# Information shown:
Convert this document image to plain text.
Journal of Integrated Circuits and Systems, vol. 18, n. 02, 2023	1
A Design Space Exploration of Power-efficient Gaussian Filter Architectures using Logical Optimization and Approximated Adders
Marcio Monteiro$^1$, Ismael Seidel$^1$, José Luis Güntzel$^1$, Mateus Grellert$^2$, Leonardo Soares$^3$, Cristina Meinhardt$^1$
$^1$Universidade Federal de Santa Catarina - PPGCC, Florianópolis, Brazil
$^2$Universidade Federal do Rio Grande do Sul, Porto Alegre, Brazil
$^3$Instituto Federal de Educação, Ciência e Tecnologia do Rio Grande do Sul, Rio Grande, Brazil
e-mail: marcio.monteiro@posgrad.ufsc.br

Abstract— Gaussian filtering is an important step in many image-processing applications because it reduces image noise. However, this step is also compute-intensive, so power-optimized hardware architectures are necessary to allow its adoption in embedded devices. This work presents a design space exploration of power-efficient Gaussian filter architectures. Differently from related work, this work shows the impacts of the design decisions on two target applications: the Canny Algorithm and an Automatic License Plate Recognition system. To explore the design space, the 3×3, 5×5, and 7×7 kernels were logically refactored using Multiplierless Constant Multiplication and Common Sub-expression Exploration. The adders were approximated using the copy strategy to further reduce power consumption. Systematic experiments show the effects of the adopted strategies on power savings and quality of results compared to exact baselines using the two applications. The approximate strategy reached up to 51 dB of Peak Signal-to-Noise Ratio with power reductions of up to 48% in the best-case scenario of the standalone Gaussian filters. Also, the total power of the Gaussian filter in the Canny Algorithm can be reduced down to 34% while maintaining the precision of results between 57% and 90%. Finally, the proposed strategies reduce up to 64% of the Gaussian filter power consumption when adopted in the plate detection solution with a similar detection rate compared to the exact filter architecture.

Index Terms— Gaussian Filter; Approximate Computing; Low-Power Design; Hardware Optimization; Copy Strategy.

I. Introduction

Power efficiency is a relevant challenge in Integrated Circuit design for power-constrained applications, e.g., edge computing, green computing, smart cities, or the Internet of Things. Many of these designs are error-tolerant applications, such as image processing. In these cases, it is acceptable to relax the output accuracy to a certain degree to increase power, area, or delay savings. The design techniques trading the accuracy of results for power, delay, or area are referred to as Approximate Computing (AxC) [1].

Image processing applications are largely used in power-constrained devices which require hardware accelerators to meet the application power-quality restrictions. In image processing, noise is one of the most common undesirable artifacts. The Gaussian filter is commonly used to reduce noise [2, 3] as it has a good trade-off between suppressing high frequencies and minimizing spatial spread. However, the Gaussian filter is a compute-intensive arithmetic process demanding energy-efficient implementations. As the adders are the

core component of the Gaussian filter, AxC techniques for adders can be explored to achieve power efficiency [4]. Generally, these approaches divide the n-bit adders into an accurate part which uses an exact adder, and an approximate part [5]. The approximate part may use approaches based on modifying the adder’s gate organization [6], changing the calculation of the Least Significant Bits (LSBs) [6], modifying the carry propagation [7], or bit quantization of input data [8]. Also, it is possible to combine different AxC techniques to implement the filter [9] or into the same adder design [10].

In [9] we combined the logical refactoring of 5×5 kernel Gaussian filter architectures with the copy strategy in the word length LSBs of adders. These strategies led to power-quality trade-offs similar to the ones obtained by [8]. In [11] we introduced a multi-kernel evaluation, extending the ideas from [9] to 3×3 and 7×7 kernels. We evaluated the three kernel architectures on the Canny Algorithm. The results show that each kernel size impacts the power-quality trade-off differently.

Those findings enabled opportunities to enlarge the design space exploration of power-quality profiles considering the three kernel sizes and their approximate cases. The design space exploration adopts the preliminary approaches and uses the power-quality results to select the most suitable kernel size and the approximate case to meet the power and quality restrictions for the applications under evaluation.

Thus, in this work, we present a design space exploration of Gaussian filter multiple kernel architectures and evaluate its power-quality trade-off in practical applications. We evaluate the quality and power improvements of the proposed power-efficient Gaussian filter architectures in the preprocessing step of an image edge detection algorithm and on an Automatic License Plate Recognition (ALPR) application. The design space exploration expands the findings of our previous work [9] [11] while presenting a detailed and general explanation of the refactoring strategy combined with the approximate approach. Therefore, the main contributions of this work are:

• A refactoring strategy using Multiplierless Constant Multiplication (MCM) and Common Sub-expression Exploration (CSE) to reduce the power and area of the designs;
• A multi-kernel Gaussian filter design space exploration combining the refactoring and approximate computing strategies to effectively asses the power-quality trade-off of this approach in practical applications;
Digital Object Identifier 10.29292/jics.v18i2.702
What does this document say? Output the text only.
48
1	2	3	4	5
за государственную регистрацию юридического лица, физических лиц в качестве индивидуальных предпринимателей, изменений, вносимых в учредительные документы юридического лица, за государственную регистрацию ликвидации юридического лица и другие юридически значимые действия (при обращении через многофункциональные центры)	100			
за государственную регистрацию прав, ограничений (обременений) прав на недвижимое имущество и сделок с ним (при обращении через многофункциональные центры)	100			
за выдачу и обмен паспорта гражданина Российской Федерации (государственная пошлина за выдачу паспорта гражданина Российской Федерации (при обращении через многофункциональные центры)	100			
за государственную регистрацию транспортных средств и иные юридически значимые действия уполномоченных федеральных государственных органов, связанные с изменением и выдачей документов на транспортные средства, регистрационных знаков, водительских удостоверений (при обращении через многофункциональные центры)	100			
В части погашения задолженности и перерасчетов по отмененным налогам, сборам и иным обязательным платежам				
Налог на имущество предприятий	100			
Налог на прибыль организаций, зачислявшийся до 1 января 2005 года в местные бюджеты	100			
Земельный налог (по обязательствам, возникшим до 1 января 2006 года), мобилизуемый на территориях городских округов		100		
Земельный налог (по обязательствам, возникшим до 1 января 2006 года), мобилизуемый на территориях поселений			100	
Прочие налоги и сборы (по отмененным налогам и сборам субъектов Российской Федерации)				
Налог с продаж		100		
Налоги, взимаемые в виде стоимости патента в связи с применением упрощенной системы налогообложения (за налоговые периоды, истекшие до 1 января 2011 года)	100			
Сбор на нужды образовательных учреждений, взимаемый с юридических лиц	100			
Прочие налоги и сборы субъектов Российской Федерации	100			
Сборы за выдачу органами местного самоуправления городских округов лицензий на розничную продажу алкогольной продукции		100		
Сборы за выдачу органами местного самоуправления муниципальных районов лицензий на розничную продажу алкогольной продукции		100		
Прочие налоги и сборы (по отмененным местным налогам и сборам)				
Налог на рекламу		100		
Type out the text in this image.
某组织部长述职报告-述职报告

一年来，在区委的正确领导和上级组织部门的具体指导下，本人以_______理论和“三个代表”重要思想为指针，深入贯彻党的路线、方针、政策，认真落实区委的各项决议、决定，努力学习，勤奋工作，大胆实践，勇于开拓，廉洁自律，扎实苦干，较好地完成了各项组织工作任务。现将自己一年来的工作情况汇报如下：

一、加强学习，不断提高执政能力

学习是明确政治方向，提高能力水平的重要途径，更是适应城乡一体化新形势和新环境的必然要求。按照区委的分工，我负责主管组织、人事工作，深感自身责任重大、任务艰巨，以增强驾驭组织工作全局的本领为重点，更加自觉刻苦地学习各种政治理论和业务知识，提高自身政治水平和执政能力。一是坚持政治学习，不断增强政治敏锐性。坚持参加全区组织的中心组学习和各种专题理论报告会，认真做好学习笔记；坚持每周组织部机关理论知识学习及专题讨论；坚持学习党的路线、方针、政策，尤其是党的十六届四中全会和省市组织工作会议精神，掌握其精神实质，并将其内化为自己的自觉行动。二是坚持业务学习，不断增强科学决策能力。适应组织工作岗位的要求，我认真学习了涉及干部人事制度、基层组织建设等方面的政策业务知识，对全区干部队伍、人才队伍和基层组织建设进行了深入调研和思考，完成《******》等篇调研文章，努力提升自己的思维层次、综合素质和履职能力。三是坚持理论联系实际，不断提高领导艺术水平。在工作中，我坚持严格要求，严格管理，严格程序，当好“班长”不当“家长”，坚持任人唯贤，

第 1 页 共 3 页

# Given instruction:
Repeat only the stretch of lines that begins at the line containing "Type out the text in this image." and ends at the last line above, both included.

# The response:
Type out the text in this image.
某组织部长述职报告-述职报告

一年来，在区委的正确领导和上级组织部门的具体指导下，本人以_______理论和“三个代表”重要思想为指针，深入贯彻党的路线、方针、政策，认真落实区委的各项决议、决定，努力学习，勤奋工作，大胆实践，勇于开拓，廉洁自律，扎实苦干，较好地完成了各项组织工作任务。现将自己一年来的工作情况汇报如下：

一、加强学习，不断提高执政能力

学习是明确政治方向，提高能力水平的重要途径，更是适应城乡一体化新形势和新环境的必然要求。按照区委的分工，我负责主管组织、人事工作，深感自身责任重大、任务艰巨，以增强驾驭组织工作全局的本领为重点，更加自觉刻苦地学习各种政治理论和业务知识，提高自身政治水平和执政能力。一是坚持政治学习，不断增强政治敏锐性。坚持参加全区组织的中心组学习和各种专题理论报告会，认真做好学习笔记；坚持每周组织部机关理论知识学习及专题讨论；坚持学习党的路线、方针、政策，尤其是党的十六届四中全会和省市组织工作会议精神，掌握其精神实质，并将其内化为自己的自觉行动。二是坚持业务学习，不断增强科学决策能力。适应组织工作岗位的要求，我认真学习了涉及干部人事制度、基层组织建设等方面的政策业务知识，对全区干部队伍、人才队伍和基层组织建设进行了深入调研和思考，完成《******》等篇调研文章，努力提升自己的思维层次、综合素质和履职能力。三是坚持理论联系实际，不断提高领导艺术水平。在工作中，我坚持严格要求，严格管理，严格程序，当好“班长”不当“家长”，坚持任人唯贤，

第 1 页 共 3 页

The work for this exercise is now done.